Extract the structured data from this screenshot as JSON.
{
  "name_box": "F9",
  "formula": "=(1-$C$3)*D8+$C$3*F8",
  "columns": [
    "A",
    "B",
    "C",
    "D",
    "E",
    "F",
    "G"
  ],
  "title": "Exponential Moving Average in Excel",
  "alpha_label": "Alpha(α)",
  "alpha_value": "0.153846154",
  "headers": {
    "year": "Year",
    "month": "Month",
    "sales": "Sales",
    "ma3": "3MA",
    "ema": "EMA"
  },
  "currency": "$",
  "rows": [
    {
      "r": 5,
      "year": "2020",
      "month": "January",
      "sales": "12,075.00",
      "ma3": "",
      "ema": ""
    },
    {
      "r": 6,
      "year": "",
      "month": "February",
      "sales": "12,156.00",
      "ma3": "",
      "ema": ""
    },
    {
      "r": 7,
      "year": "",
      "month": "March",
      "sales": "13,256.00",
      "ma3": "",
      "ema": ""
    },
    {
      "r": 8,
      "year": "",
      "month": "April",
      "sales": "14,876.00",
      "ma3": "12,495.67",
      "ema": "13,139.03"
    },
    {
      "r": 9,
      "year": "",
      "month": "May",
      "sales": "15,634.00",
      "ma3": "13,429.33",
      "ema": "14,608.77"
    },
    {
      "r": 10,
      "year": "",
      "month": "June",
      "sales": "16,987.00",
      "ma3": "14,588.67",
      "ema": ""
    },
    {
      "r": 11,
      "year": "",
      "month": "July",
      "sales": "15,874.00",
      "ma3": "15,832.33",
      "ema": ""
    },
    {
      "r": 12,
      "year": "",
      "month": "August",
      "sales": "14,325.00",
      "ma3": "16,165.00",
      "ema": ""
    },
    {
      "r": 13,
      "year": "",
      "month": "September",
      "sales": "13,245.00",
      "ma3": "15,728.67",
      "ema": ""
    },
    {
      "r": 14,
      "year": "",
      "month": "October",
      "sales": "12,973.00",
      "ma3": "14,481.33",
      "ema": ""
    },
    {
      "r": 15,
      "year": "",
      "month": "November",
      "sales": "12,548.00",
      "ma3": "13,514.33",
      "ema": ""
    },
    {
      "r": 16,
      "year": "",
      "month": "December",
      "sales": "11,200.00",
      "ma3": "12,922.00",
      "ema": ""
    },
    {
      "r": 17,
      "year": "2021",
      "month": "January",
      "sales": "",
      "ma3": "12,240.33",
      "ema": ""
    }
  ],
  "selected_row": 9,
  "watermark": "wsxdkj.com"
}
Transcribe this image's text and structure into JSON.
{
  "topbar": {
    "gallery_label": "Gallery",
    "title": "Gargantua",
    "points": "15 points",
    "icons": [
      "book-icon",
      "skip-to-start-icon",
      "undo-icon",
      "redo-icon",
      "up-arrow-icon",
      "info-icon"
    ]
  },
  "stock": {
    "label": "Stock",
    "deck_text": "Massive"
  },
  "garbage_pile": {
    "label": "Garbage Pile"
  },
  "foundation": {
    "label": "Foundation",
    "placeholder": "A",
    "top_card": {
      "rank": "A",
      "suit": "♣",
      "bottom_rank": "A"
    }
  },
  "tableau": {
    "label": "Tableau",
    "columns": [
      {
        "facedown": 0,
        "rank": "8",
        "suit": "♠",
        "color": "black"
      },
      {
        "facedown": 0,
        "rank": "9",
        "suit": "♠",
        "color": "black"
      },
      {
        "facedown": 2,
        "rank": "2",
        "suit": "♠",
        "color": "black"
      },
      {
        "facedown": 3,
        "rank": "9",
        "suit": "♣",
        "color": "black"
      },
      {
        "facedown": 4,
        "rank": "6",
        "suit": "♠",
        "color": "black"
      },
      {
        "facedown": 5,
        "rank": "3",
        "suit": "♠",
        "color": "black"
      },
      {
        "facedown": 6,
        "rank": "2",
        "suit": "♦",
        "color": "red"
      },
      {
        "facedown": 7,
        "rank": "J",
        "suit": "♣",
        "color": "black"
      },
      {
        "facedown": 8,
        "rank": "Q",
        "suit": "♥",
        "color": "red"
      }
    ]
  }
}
----------------------------------------
Output the records verbatim, from the first line to the last.

• _WRITTEN SOLUTION_:
Extract the structured data from this screenshot as JSON.
{
  "name_box": "F9",
  "formula": "=(1-$C$3)*D8+$C$3*F8",
  "columns": [
    "A",
    "B",
    "C",
    "D",
    "E",
    "F",
    "G"
  ],
  "title": "Exponential Moving Average in Excel",
  "alpha_label": "Alpha(α)",
  "alpha_value": "0.153846154",
  "headers": {
    "year": "Year",
    "month": "Month",
    "sales": "Sales",
    "ma3": "3MA",
    "ema": "EMA"
  },
  "currency": "$",
  "rows": [
    {
      "r": 5,
      "year": "2020",
      "month": "January",
      "sales": "12,075.00",
      "ma3": "",
      "ema": ""
    },
    {
      "r": 6,
      "year": "",
      "month": "February",
      "sales": "12,156.00",
      "ma3": "",
      "ema": ""
    },
    {
      "r": 7,
      "year": "",
      "month": "March",
      "sales": "13,256.00",
      "ma3": "",
      "ema": ""
    },
    {
      "r": 8,
      "year": "",
      "month": "April",
      "sales": "14,876.00",
      "ma3": "12,495.67",
      "ema": "13,139.03"
    },
    {
      "r": 9,
      "year": "",
      "month": "May",
      "sales": "15,634.00",
      "ma3": "13,429.33",
      "ema": "14,608.77"
    },
    {
      "r": 10,
      "year": "",
      "month": "June",
      "sales": "16,987.00",
      "ma3": "14,588.67",
      "ema": ""
    },
    {
      "r": 11,
      "year": "",
      "month": "July",
      "sales": "15,874.00",
      "ma3": "15,832.33",
      "ema": ""
    },
    {
      "r": 12,
      "year": "",
      "month": "August",
      "sales": "14,325.00",
      "ma3": "16,165.00",
      "ema": ""
    },
    {
      "r": 13,
      "year": "",
      "month": "September",
      "sales": "13,245.00",
      "ma3": "15,728.67",
      "ema": ""
    },
    {
      "r": 14,
      "year": "",
      "month": "October",
      "sales": "12,973.00",
      "ma3": "14,481.33",
      "ema": ""
    },
    {
      "r": 15,
      "year": "",
      "month": "November",
      "sales": "12,548.00",
      "ma3": "13,514.33",
      "ema": ""
    },
    {
      "r": 16,
      "year": "",
      "month": "December",
      "sales": "11,200.00",
      "ma3": "12,922.00",
      "ema": ""
    },
    {
      "r": 17,
      "year": "2021",
      "month": "January",
      "sales": "",
      "ma3": "12,240.33",
      "ema": ""
    }
  ],
  "selected_row": 9,
  "watermark": "wsxdkj.com"
}
Transcribe this image's text and structure into JSON.
{
  "topbar": {
    "gallery_label": "Gallery",
    "title": "Gargantua",
    "points": "15 points",
    "icons": [
      "book-icon",
      "skip-to-start-icon",
      "undo-icon",
      "redo-icon",
      "up-arrow-icon",
      "info-icon"
    ]
  },
  "stock": {
    "label": "Stock",
    "deck_text": "Massive"
  },
  "garbage_pile": {
    "label": "Garbage Pile"
  },
  "foundation": {
    "label": "Foundation",
    "placeholder": "A",
    "top_card": {
      "rank": "A",
      "suit": "♣",
      "bottom_rank": "A"
    }
  },
  "tableau": {
    "label": "Tableau",
    "columns": [
      {
        "facedown": 0,
        "rank": "8",
        "suit": "♠",
        "color": "black"
      },
      {
        "facedown": 0,
        "rank": "9",
        "suit": "♠",
        "color": "black"
      },
      {
        "facedown": 2,
        "rank": "2",
        "suit": "♠",
        "color": "black"
      },
      {
        "facedown": 3,
        "rank": "9",
        "suit": "♣",
        "color": "black"
      },
      {
        "facedown": 4,
        "rank": "6",
        "suit": "♠",
        "color": "black"
      },
      {
        "facedown": 5,
        "rank": "3",
        "suit": "♠",
        "color": "black"
      },
      {
        "facedown": 6,
        "rank": "2",
        "suit": "♦",
        "color": "red"
      },
      {
        "facedown": 7,
        "rank": "J",
        "suit": "♣",
        "color": "black"
      },
      {
        "facedown": 8,
        "rank": "Q",
        "suit": "♥",
        "color": "red"
      }
    ]
  }
}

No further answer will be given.